REQUIREMENT: Give the number of lines in the listing below that include the word "this", with nothing more.
=======
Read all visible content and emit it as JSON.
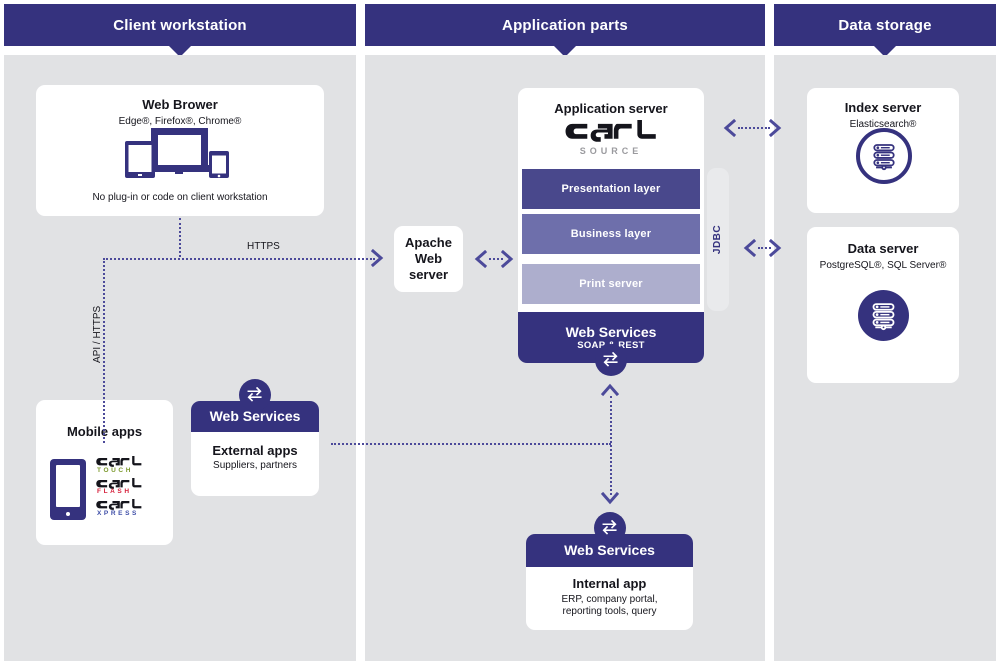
{
  "columns": [
    {
      "id": "client",
      "title": "Client workstation"
    },
    {
      "id": "app",
      "title": "Application parts"
    },
    {
      "id": "storage",
      "title": "Data storage"
    }
  ],
  "client": {
    "browser": {
      "title": "Web Brower",
      "subtitle": "Edge®, Firefox®, Chrome®",
      "icon": "devices-icon",
      "footnote": "No plug-in or code on client workstation"
    },
    "mobile": {
      "title": "Mobile apps",
      "icon": "smartphone-icon",
      "logos": [
        {
          "word": "carl",
          "sub": "TOUCH",
          "sub_color": "#7d9a2e"
        },
        {
          "word": "carl",
          "sub": "FLASH",
          "sub_color": "#d61f3a"
        },
        {
          "word": "carl",
          "sub": "XPRESS",
          "sub_color": "#3f4fa8"
        }
      ]
    },
    "external": {
      "band_label": "Web Services",
      "badge_icon": "exchange-icon",
      "title": "External apps",
      "subtitle": "Suppliers, partners"
    }
  },
  "app": {
    "apache": {
      "line1": "Apache",
      "line2": "Web",
      "line3": "server"
    },
    "server": {
      "title": "Application server",
      "logo_word": "carl",
      "logo_sub": "SOURCE",
      "layers": [
        {
          "label": "Presentation layer",
          "tone": "dark"
        },
        {
          "label": "Business layer",
          "tone": "mid"
        },
        {
          "label": "Print server",
          "tone": "light"
        }
      ],
      "web_services": {
        "title": "Web Services",
        "subtitle": "SOAP & REST",
        "badge_icon": "exchange-icon"
      },
      "jdbc_label": "JDBC"
    },
    "internal": {
      "band_label": "Web Services",
      "badge_icon": "exchange-icon",
      "title": "Internal app",
      "subtitle_line1": "ERP, company portal,",
      "subtitle_line2": "reporting tools, query"
    }
  },
  "storage": {
    "index": {
      "title": "Index server",
      "subtitle": "Elasticsearch®",
      "icon": "database-stack-outline-icon"
    },
    "data": {
      "title": "Data server",
      "subtitle": "PostgreSQL®, SQL Server®",
      "icon": "database-stack-filled-icon"
    }
  },
  "connectors": {
    "https_label": "HTTPS",
    "api_https_label": "API / HTTPS"
  },
  "colors": {
    "brand_dark": "#35327e",
    "layer_dark": "#49488c",
    "layer_mid": "#6e6fab",
    "layer_light": "#adaecd",
    "column_bg": "#e1e2e4",
    "connector": "#4c4a9a",
    "page_bg": "#ffffff"
  }
}
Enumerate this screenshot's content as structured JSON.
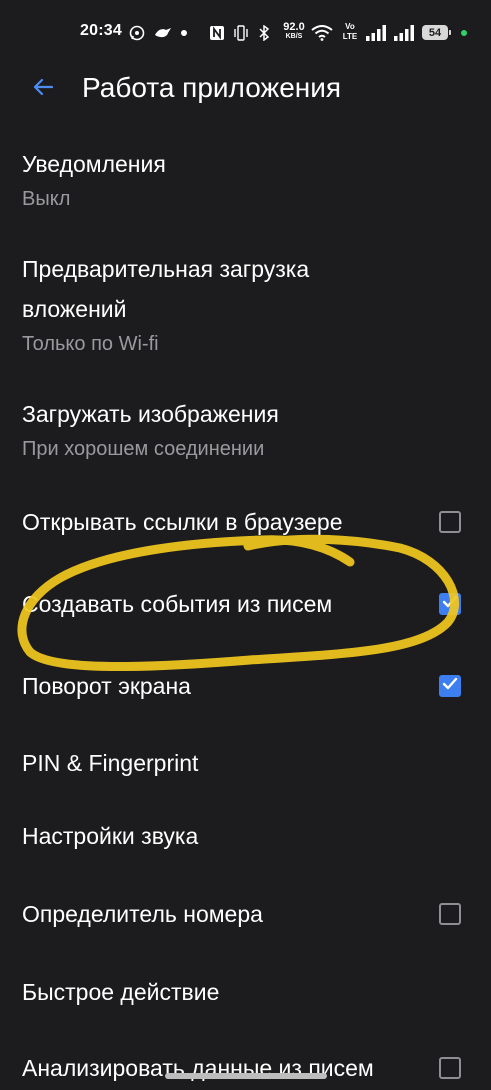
{
  "status_bar": {
    "time": "20:34",
    "net_speed_value": "92.0",
    "net_speed_unit": "KB/S",
    "volte_top": "Vo",
    "volte_bottom": "LTE",
    "battery": "54",
    "icons": [
      "whatsapp-icon",
      "bird-icon",
      "notification-dot-icon",
      "nfc-icon",
      "vibrate-icon",
      "bluetooth-icon",
      "wifi-icon",
      "signal-icon",
      "signal-icon-2"
    ]
  },
  "app_bar": {
    "title": "Работа приложения",
    "back_icon": "arrow-left-icon"
  },
  "settings": [
    {
      "title": "Уведомления",
      "subtitle": "Выкл"
    },
    {
      "title": "Предварительная загрузка вложений",
      "subtitle": "Только по Wi-fi"
    },
    {
      "title": "Загружать изображения",
      "subtitle": "При хорошем соединении"
    },
    {
      "title": "Открывать ссылки в браузере",
      "checked": false
    },
    {
      "title": "Создавать события из писем",
      "checked": true
    },
    {
      "title": "Поворот экрана",
      "checked": true
    },
    {
      "title": "PIN & Fingerprint"
    },
    {
      "title": "Настройки звука"
    },
    {
      "title": "Определитель номера",
      "checked": false
    },
    {
      "title": "Быстрое действие"
    },
    {
      "title": "Анализировать данные из писем",
      "checked": false
    }
  ],
  "colors": {
    "background": "#1c1c1e",
    "accent": "#3d7ff0",
    "subtitle": "#9a9a9e",
    "highlight": "#f2c81e"
  }
}
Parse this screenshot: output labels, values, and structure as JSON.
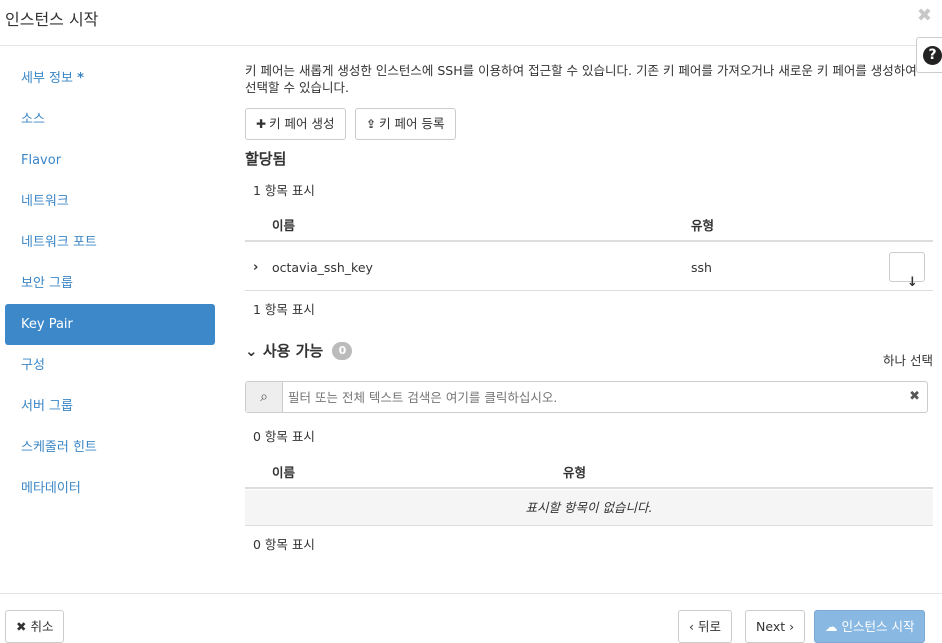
{
  "header": {
    "title": "인스턴스 시작",
    "close_icon": "✖"
  },
  "help": {
    "icon": "?"
  },
  "sidebar": {
    "items": [
      {
        "label": "세부 정보",
        "required": "*"
      },
      {
        "label": "소스"
      },
      {
        "label": "Flavor"
      },
      {
        "label": "네트워크"
      },
      {
        "label": "네트워크 포트"
      },
      {
        "label": "보안 그룹"
      },
      {
        "label": "Key Pair",
        "active": true
      },
      {
        "label": "구성"
      },
      {
        "label": "서버 그룹"
      },
      {
        "label": "스케줄러 힌트"
      },
      {
        "label": "메타데이터"
      }
    ]
  },
  "content": {
    "description": "키 페어는 새롭게 생성한 인스턴스에 SSH를 이용하여 접근할 수 있습니다. 기존 키 페어를 가져오거나 새로운 키 페어를 생성하여 선택할 수 있습니다.",
    "create_btn": "키 페어 생성",
    "import_btn": "키 페어 등록",
    "allocated": {
      "heading": "할당됨",
      "count_top": "1 항목 표시",
      "columns": [
        "이름",
        "유형"
      ],
      "rows": [
        {
          "name": "octavia_ssh_key",
          "type": "ssh"
        }
      ],
      "count_bottom": "1 항목 표시"
    },
    "available": {
      "heading": "사용 가능",
      "badge": "0",
      "select_hint": "하나 선택",
      "search_placeholder": "필터 또는 전체 텍스트 검색은 여기를 클릭하십시오.",
      "count_top": "0 항목 표시",
      "columns": [
        "이름",
        "유형"
      ],
      "empty_message": "표시할 항목이 없습니다.",
      "count_bottom": "0 항목 표시"
    }
  },
  "footer": {
    "cancel": "취소",
    "back": "뒤로",
    "next": "Next",
    "launch": "인스턴스 시작"
  },
  "colors": {
    "accent": "#3d88c9",
    "link": "#3b86c6",
    "primary_disabled": "#89b8e3"
  }
}
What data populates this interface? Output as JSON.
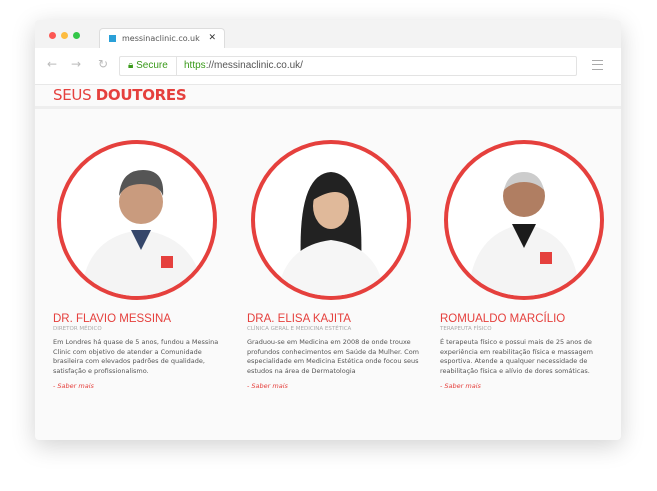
{
  "browser": {
    "tab_title": "messinaclinic.co.uk",
    "secure_label": "Secure",
    "url_scheme": "https",
    "url_rest": "://messinaclinic.co.uk/",
    "colors": {
      "close": "#fc5753",
      "minimize": "#fdbc40",
      "maximize": "#33c748"
    }
  },
  "section": {
    "title_light": "SEUS",
    "title_bold": "DOUTORES",
    "accent": "#e5403d"
  },
  "doctors": [
    {
      "name": "DR. FLAVIO MESSINA",
      "role": "DIRETOR MÉDICO",
      "description": "Em Londres há quase de 5 anos, fundou a Messina Clinic com objetivo de atender a Comunidade brasileira com elevados padrões de qualidade, satisfação e profissionalismo.",
      "link": "- Saber mais"
    },
    {
      "name": "DRA. ELISA KAJITA",
      "role": "CLÍNICA GERAL E MEDICINA ESTÉTICA",
      "description": "Graduou-se em Medicina em 2008 de onde trouxe profundos conhecimentos em Saúde da Mulher. Com especialidade em Medicina Estética onde focou seus estudos na área de Dermatologia",
      "link": "- Saber mais"
    },
    {
      "name": "ROMUALDO MARCÍLIO",
      "role": "TERAPEUTA FÍSICO",
      "description": "É terapeuta físico e possui mais de 25 anos de experiência em reabilitação física e massagem esportiva. Atende a qualquer necessidade de reabilitação física e alívio de dores somáticas.",
      "link": "- Saber mais"
    }
  ]
}
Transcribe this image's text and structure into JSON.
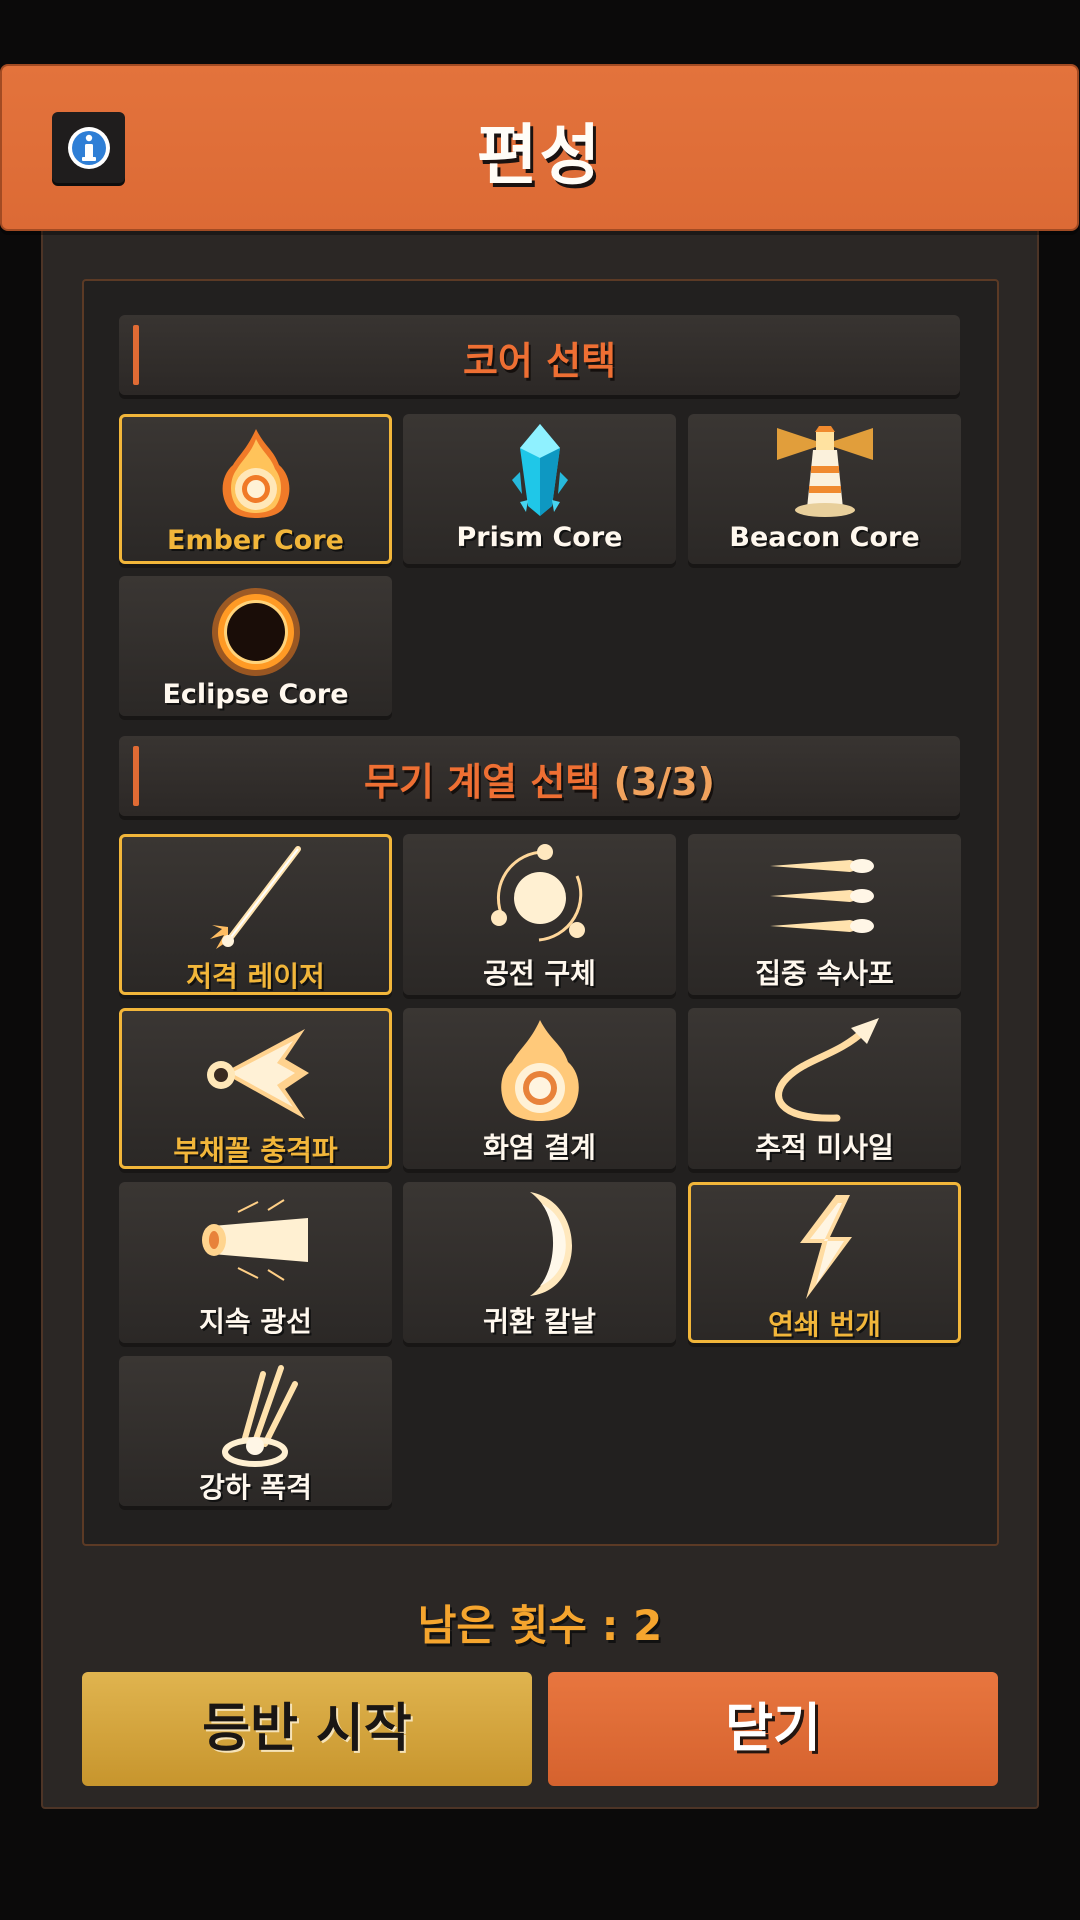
{
  "header": {
    "title": "편성"
  },
  "core_section": {
    "title": "코어 선택",
    "items": [
      {
        "label": "Ember Core",
        "icon": "fire-ring-icon",
        "selected": true
      },
      {
        "label": "Prism Core",
        "icon": "crystal-icon",
        "selected": false
      },
      {
        "label": "Beacon Core",
        "icon": "lighthouse-icon",
        "selected": false
      },
      {
        "label": "Eclipse Core",
        "icon": "eclipse-icon",
        "selected": false
      }
    ]
  },
  "weapon_section": {
    "title": "무기 계열 선택",
    "count": "(3/3)",
    "items": [
      {
        "label": "저격 레이저",
        "icon": "sniper-laser-icon",
        "selected": true
      },
      {
        "label": "공전 구체",
        "icon": "orbit-sphere-icon",
        "selected": false
      },
      {
        "label": "집중 속사포",
        "icon": "rapid-fire-icon",
        "selected": false
      },
      {
        "label": "부채꼴 충격파",
        "icon": "fan-shockwave-icon",
        "selected": true
      },
      {
        "label": "화염 결계",
        "icon": "flame-barrier-icon",
        "selected": false
      },
      {
        "label": "추적 미사일",
        "icon": "homing-missile-icon",
        "selected": false
      },
      {
        "label": "지속 광선",
        "icon": "beam-icon",
        "selected": false
      },
      {
        "label": "귀환 칼날",
        "icon": "crescent-blade-icon",
        "selected": false
      },
      {
        "label": "연쇄 번개",
        "icon": "chain-lightning-icon",
        "selected": true
      },
      {
        "label": "강하 폭격",
        "icon": "bombardment-icon",
        "selected": false
      }
    ]
  },
  "footer": {
    "remaining": "남은 횟수 : 2",
    "start_label": "등반 시작",
    "close_label": "닫기"
  },
  "colors": {
    "accent": "#e06b34",
    "selected": "#f2b63a"
  }
}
=======
EXERCISE RESPONSE: 4